## The request
Every line below that includes "فيما" counts toward the total. Report that total alone.

(Items from a dataset)
+ + +
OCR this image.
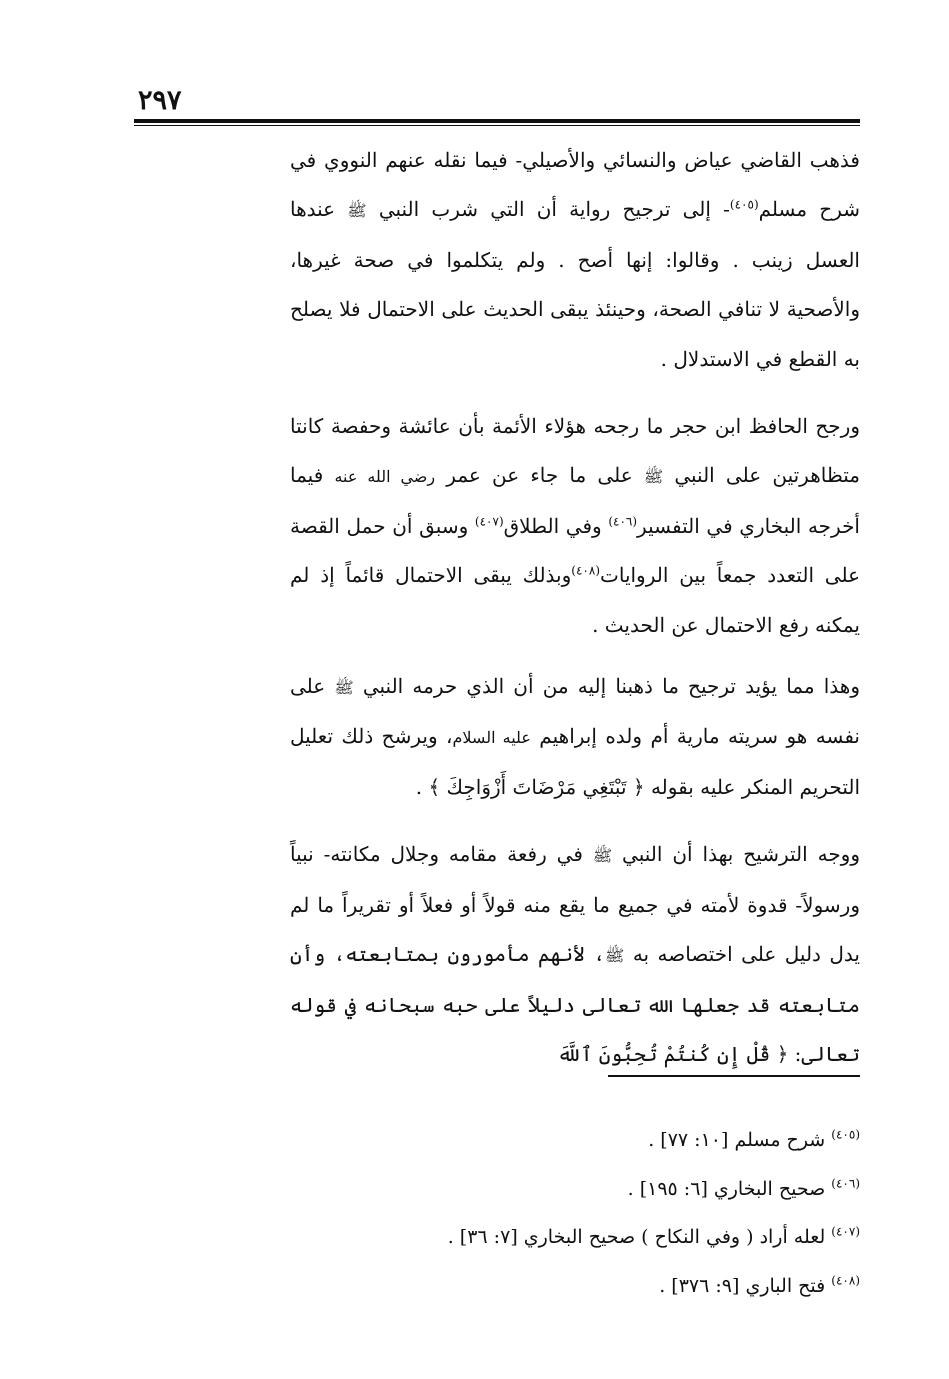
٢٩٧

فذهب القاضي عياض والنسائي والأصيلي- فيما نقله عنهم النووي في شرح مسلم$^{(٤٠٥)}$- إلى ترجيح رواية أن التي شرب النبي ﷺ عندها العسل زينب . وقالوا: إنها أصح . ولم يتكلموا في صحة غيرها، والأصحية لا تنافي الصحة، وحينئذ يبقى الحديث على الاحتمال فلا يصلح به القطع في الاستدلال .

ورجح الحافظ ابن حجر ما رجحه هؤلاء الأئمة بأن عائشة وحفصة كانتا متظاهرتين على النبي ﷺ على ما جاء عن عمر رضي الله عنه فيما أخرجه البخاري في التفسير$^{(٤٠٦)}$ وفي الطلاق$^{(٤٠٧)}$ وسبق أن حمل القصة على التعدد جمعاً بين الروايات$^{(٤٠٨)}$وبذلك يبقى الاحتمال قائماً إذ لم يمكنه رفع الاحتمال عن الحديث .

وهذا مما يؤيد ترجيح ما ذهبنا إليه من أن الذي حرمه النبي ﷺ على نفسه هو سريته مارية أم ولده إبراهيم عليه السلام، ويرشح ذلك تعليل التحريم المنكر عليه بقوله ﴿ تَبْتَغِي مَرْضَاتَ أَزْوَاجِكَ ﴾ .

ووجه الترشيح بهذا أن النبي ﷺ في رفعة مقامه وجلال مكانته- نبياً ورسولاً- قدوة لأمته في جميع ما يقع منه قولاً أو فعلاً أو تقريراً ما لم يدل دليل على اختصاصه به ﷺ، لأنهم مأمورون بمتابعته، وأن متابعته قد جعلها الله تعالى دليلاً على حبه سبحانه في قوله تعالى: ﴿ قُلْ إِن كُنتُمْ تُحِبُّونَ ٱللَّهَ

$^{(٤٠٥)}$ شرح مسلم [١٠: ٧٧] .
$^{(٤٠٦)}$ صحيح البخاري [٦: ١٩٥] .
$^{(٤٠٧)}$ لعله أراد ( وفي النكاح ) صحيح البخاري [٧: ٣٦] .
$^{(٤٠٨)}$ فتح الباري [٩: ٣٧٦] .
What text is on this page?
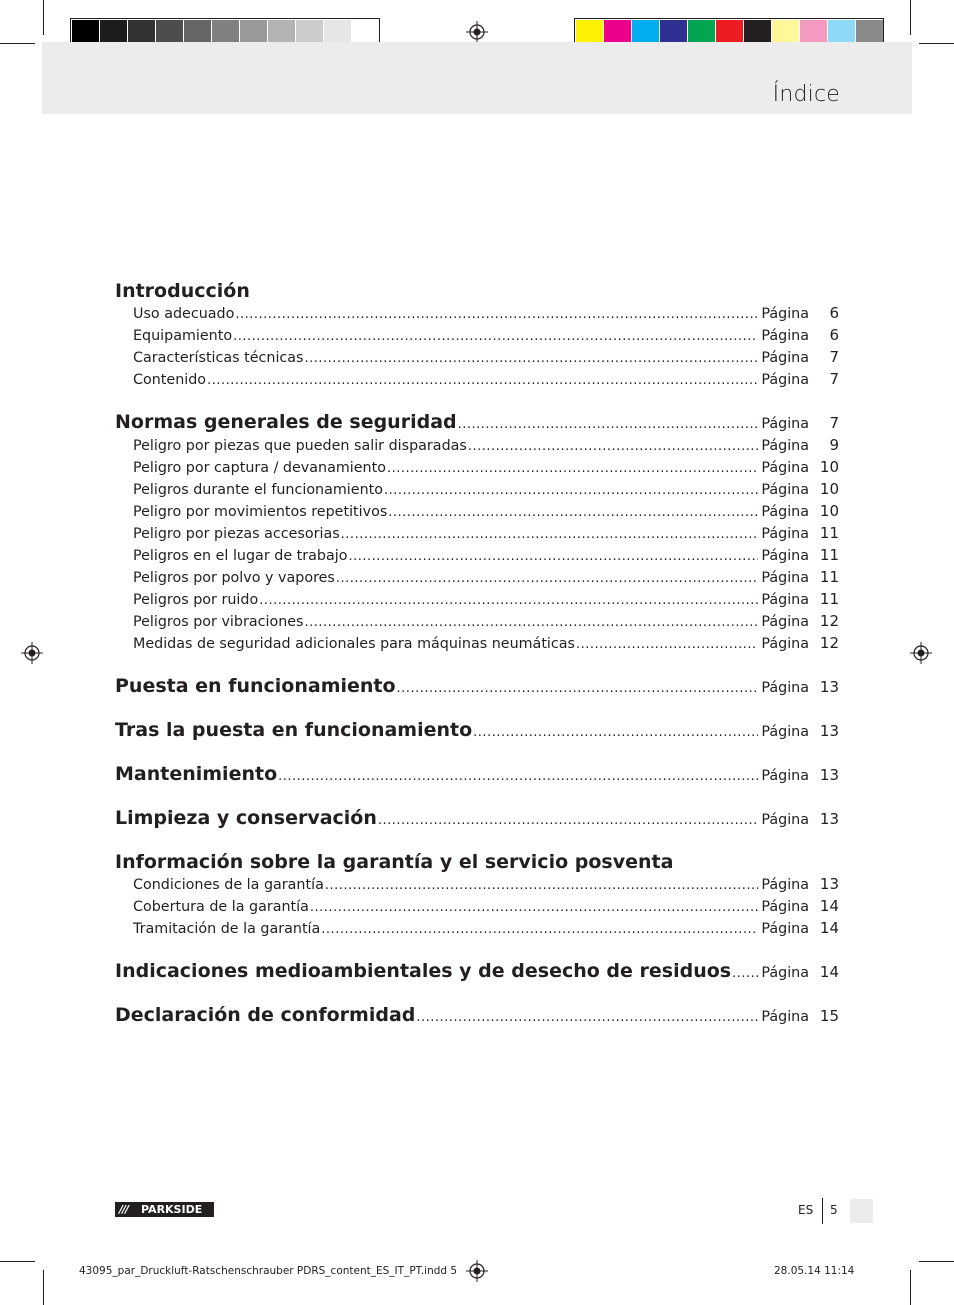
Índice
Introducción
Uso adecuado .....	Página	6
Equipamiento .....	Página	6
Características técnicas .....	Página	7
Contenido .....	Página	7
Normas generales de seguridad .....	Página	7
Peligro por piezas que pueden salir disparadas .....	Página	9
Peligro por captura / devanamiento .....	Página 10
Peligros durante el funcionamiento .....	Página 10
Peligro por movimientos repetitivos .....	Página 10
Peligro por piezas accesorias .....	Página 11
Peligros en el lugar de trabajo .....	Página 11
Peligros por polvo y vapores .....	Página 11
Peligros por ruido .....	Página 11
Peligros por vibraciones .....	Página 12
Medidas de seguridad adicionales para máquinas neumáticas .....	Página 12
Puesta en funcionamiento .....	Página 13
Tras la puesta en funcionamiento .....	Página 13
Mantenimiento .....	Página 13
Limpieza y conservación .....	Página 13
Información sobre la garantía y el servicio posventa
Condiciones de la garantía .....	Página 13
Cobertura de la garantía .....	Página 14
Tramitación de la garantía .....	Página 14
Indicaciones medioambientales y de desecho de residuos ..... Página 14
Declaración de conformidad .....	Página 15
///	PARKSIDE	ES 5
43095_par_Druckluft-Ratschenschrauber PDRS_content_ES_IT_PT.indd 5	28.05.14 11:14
+ + +
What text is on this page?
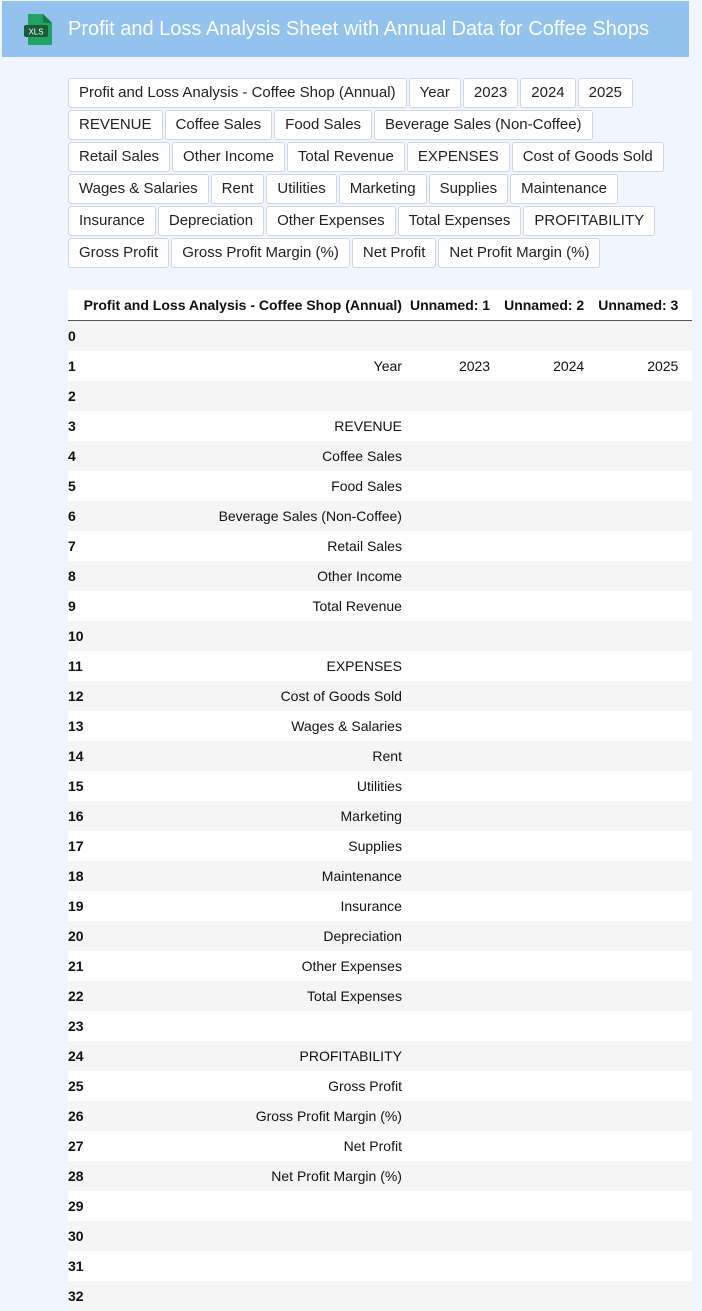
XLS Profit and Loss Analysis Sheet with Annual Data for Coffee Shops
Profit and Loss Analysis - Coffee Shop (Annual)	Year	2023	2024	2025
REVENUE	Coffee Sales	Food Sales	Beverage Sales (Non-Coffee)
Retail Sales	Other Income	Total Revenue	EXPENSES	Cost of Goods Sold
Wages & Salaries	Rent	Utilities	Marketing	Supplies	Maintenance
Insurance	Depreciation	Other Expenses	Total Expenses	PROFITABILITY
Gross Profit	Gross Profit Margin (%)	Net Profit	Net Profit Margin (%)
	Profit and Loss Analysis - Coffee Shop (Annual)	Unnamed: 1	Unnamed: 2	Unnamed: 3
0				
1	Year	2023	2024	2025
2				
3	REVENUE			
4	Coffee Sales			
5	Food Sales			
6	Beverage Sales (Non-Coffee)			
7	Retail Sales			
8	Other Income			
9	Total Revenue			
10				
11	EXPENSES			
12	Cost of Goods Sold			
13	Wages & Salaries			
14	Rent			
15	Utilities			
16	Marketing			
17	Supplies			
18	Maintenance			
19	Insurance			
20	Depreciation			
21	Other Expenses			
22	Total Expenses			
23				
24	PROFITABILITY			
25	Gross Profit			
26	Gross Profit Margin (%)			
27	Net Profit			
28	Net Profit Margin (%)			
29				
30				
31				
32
+ + +
## Solution for this task
2